# SUPPLIED PASSAGE:

That makes it a useful swap for soda and a genuine help for people who struggle to drink enough plain water. Some find carbonation more satisfying with meals, and the digestion research above suggests it may ease occasional constipation for certain people. None of that is magic. It is just a better default than most of what is in the cooler next to it.
How Much Is Too Much
For most healthy adults there is no specific upper limit. Drink it as freely as you would still water. A handful of people should ease off, though. If you have GERD or chronic reflux, carbonation may aggravate symptoms, so start small and see how you respond. If you have IBS or chronic bloating, the extra gas can pile on. And if you are a heavy flavored-seltzer drinker, several citrus-flavored cans a day does add up on the citric acid front, so alternate with plain.

# WHAT THE EXERCISE ASKS:
According to the passage on carbonated water, why should someone who drinks a lot of flavored seltzer switch back and forth with plain? Answer in one to three sentences.

# GIVEN DATA:
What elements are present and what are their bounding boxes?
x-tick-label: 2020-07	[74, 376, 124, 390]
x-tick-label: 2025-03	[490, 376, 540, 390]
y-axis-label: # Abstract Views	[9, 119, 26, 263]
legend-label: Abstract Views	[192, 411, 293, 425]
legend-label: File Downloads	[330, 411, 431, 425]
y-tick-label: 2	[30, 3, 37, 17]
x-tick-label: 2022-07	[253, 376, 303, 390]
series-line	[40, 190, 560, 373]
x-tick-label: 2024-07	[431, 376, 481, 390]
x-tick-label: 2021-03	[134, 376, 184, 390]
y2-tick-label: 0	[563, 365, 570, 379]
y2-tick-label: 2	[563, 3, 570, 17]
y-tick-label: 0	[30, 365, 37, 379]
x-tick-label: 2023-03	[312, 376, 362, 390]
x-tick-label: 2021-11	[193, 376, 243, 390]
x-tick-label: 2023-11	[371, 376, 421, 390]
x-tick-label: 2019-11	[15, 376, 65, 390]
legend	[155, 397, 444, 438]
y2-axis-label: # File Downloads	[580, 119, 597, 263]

# REPLY TO THE EXERCISE:
Several citrus-flavored cans a day add up in citric acid. Alternating with plain seltzer cuts down on that.